● **What needs to be done**:
Select all lines with the string "type" in them, and copy those lines.

Data entries for graphics

'''

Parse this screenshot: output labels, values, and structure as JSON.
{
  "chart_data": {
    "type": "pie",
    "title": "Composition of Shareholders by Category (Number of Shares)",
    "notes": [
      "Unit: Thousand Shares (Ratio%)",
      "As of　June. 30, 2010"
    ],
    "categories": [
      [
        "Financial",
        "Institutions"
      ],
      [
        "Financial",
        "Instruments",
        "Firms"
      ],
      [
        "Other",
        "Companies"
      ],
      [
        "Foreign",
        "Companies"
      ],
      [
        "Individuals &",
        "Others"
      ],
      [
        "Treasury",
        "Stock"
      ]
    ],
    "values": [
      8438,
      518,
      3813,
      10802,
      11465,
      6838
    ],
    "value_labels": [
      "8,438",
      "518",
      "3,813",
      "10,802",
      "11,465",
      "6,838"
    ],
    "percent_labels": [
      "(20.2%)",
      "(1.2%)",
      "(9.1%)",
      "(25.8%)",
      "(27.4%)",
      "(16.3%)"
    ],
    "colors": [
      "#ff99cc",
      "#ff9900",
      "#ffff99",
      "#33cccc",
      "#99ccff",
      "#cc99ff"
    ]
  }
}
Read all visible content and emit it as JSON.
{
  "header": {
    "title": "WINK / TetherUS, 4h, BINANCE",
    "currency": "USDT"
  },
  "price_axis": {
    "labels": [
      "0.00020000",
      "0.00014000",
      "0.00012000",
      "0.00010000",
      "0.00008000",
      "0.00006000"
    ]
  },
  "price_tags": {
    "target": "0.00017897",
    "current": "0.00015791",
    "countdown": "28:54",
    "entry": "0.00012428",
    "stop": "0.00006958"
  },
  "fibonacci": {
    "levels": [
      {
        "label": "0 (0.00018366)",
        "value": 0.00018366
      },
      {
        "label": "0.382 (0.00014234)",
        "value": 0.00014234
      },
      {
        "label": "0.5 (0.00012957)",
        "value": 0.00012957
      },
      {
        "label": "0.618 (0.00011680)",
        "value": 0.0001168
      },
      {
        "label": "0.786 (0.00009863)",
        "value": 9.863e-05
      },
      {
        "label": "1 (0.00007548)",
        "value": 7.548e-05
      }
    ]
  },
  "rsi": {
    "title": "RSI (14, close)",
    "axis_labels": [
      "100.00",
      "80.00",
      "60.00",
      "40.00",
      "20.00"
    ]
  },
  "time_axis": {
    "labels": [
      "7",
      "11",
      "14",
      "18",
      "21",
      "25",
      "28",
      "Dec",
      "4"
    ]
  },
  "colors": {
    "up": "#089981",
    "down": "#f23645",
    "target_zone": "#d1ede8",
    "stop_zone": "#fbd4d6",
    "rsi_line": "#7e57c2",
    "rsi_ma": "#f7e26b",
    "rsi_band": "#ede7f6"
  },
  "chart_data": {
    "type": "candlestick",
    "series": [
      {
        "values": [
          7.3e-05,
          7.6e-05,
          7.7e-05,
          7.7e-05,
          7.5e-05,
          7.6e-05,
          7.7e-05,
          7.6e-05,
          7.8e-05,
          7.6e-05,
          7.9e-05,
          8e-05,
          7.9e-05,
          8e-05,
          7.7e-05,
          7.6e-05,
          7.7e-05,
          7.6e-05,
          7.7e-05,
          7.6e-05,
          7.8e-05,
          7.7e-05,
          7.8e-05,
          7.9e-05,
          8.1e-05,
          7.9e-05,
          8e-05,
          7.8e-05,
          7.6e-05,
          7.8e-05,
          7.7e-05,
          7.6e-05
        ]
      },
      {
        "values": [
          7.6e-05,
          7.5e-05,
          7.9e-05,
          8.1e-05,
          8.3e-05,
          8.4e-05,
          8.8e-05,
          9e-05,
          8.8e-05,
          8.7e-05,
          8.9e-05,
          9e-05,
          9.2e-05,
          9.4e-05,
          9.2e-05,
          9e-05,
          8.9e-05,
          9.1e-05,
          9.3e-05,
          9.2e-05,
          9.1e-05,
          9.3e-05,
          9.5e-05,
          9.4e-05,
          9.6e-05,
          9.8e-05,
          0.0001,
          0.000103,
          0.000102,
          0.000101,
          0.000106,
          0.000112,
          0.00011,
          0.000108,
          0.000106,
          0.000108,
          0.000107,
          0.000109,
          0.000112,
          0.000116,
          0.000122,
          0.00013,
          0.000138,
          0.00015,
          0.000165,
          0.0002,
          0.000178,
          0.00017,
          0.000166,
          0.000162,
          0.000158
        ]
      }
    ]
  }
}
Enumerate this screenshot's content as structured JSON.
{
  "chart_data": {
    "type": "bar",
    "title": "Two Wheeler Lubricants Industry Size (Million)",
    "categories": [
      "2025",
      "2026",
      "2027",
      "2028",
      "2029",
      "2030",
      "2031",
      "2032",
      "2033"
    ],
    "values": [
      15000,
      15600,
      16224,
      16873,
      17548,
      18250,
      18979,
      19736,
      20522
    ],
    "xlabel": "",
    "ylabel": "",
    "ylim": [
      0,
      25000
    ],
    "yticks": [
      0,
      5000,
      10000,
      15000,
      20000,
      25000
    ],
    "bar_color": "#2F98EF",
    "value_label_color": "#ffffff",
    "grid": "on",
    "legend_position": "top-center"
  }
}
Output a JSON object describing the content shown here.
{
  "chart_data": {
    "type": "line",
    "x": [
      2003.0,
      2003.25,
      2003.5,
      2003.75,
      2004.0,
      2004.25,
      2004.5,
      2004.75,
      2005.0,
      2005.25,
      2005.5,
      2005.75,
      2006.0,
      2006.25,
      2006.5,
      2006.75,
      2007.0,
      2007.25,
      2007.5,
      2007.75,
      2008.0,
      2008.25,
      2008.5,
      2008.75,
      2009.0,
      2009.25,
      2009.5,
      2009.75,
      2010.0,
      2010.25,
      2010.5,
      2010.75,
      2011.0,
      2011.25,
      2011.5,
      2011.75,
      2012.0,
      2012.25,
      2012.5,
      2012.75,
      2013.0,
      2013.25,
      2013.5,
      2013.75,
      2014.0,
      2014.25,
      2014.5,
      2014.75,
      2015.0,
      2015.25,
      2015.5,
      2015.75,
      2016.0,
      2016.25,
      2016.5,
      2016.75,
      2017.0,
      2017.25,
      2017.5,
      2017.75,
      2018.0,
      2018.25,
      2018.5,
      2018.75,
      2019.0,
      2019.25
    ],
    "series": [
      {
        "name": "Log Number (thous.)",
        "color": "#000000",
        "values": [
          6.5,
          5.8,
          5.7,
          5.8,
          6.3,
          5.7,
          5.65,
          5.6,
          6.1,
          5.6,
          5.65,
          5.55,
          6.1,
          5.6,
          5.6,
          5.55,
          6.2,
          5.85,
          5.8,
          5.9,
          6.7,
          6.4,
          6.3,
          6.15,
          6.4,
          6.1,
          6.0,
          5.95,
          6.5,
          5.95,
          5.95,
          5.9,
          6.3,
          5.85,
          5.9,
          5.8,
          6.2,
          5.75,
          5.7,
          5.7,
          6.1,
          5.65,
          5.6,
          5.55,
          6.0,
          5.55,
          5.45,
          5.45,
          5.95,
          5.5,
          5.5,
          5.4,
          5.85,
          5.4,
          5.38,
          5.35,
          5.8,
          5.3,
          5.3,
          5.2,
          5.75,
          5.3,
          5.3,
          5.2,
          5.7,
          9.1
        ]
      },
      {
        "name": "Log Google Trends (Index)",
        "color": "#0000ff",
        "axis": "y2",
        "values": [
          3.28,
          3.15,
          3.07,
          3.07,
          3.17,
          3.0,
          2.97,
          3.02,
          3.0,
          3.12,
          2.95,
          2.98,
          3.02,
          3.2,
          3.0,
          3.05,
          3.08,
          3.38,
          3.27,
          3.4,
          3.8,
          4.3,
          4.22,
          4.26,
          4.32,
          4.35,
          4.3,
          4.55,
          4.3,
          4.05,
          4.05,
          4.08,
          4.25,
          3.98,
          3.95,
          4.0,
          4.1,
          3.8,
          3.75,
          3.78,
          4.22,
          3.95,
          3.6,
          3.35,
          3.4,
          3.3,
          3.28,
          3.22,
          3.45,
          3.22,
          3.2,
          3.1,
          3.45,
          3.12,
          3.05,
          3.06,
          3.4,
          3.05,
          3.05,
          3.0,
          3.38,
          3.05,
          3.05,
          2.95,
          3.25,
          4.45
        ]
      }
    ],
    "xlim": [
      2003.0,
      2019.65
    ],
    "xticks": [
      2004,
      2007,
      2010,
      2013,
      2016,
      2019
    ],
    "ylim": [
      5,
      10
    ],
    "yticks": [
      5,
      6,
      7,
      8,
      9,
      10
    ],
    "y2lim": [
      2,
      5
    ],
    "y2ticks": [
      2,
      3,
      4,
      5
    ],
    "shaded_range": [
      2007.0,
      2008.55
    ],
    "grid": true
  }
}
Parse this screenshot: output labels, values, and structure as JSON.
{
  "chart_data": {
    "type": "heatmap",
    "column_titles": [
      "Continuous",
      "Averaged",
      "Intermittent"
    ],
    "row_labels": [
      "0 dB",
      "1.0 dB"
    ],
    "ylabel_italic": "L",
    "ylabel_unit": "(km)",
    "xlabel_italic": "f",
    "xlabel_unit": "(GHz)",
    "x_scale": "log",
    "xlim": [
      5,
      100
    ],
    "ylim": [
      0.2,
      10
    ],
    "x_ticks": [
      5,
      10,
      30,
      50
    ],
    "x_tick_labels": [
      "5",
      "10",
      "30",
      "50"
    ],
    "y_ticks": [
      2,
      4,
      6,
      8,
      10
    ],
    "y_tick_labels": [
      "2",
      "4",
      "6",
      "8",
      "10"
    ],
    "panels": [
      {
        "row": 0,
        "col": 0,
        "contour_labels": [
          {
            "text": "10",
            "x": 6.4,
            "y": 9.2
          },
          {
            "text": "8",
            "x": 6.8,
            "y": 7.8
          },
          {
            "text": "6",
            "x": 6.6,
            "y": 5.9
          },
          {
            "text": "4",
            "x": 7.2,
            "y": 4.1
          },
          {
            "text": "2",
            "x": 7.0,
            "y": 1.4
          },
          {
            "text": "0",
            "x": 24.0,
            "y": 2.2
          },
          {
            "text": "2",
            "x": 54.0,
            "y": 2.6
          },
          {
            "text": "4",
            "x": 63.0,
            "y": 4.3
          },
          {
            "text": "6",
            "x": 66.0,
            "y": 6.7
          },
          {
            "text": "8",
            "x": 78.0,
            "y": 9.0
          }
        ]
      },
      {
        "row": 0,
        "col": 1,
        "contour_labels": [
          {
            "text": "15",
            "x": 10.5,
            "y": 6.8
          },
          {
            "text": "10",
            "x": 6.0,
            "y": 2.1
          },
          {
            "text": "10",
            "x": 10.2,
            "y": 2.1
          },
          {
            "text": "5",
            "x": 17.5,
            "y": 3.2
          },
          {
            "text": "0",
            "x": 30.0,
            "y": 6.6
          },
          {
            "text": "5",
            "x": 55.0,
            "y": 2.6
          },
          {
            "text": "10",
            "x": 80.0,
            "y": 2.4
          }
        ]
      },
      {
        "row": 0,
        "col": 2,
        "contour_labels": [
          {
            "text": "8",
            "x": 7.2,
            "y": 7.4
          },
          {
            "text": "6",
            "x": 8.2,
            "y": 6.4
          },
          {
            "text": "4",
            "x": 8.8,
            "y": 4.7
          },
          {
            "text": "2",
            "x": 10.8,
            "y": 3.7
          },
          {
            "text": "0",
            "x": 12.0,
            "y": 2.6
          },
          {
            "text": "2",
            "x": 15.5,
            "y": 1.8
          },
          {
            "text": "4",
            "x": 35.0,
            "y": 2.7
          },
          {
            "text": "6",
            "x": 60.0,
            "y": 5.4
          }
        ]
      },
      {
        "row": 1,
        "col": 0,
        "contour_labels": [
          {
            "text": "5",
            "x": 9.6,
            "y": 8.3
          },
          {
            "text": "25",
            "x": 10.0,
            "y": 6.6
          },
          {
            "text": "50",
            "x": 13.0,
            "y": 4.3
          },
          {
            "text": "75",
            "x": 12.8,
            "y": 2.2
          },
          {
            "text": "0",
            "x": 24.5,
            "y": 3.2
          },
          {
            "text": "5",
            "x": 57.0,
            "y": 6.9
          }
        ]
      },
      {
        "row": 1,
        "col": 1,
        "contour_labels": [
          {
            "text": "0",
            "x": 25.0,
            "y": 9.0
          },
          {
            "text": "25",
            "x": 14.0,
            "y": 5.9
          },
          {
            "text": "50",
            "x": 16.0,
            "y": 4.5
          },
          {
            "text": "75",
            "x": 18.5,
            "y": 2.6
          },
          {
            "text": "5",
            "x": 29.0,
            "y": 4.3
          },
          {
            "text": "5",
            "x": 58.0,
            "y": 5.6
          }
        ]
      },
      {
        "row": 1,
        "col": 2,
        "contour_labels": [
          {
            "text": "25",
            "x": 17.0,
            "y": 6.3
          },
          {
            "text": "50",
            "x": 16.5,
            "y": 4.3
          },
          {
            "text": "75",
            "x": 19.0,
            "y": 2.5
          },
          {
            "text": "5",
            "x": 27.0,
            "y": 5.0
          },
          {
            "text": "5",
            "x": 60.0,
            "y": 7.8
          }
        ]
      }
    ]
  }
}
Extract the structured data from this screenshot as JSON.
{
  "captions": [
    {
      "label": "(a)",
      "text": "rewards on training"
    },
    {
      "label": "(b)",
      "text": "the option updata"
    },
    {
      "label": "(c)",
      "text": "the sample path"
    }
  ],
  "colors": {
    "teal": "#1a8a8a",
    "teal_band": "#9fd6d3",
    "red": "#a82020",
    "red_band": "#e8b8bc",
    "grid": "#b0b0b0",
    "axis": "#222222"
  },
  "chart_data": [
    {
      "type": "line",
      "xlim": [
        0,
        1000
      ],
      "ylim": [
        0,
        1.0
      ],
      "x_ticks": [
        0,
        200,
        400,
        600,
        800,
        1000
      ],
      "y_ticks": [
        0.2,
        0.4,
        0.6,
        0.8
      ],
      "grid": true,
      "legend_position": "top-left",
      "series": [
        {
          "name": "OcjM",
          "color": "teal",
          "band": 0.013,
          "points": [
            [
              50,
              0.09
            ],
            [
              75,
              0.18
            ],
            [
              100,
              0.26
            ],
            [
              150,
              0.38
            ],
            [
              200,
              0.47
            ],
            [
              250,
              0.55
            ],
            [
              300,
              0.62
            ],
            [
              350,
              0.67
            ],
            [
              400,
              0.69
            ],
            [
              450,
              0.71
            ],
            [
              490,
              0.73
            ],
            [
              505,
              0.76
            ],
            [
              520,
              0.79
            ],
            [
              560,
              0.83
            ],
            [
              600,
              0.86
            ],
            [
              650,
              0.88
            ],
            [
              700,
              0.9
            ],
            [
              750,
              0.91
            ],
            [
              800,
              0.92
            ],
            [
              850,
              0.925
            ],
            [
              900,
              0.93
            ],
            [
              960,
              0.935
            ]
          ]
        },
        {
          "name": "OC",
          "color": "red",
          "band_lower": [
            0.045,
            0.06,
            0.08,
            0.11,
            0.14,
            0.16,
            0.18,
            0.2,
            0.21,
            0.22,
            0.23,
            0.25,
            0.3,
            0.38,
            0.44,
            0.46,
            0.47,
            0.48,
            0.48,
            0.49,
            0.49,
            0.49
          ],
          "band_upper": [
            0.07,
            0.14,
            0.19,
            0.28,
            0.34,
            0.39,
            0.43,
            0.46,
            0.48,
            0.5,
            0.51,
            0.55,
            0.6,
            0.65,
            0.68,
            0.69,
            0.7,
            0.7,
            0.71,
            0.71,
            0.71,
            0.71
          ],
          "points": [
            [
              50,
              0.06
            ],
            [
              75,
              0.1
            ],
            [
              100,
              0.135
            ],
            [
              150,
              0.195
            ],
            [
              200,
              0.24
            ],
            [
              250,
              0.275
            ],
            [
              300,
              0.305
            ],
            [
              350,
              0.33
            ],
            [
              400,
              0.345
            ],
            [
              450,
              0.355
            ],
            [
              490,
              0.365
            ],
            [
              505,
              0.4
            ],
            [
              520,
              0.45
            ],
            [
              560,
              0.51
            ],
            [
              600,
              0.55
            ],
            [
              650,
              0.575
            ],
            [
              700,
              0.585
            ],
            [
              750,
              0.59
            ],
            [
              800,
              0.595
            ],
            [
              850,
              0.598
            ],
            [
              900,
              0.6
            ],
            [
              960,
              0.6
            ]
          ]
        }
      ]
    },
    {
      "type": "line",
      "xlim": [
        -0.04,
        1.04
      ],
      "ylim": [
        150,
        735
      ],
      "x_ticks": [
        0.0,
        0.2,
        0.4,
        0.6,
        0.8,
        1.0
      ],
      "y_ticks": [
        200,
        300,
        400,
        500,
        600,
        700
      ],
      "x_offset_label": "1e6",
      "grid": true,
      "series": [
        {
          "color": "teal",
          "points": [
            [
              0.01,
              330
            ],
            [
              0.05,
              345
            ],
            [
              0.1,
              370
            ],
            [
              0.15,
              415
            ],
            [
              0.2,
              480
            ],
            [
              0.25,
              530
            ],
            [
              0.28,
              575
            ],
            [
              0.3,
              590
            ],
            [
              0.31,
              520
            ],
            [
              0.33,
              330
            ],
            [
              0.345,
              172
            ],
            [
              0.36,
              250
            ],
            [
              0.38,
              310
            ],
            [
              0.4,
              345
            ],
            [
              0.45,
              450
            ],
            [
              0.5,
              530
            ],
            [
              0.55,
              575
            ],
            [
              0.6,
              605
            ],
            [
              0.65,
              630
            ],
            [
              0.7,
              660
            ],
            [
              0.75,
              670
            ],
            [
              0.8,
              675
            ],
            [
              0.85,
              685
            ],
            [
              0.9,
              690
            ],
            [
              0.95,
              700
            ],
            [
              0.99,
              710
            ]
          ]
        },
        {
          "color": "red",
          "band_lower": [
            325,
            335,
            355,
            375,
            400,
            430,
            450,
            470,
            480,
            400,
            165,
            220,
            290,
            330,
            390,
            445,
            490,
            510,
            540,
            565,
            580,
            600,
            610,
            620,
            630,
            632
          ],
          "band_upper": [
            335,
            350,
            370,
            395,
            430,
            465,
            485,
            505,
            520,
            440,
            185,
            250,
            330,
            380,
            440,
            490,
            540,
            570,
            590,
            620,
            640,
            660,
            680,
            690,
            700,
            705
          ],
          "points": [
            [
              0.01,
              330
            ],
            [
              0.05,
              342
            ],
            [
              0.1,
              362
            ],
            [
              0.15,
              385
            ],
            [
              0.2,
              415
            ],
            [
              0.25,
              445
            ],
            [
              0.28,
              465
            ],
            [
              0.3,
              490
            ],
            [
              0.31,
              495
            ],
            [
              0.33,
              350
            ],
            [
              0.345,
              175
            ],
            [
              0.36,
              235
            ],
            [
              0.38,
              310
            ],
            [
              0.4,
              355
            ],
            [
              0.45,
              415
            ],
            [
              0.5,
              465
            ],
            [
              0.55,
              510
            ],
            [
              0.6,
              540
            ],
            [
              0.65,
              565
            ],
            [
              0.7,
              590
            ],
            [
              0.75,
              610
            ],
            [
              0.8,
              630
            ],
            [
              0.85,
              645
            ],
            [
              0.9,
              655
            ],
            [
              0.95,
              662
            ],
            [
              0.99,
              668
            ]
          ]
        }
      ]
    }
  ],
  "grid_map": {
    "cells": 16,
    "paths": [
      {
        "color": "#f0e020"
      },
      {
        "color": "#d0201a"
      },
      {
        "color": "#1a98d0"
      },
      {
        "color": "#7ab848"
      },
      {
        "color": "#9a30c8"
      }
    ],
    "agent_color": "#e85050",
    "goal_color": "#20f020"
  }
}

'''

● **Problem solution**:
    "type": "pie",
    "type": "candlestick",
    "type": "bar",
    "type": "line",
    "type": "heatmap",
      "type": "line",
      "type": "line",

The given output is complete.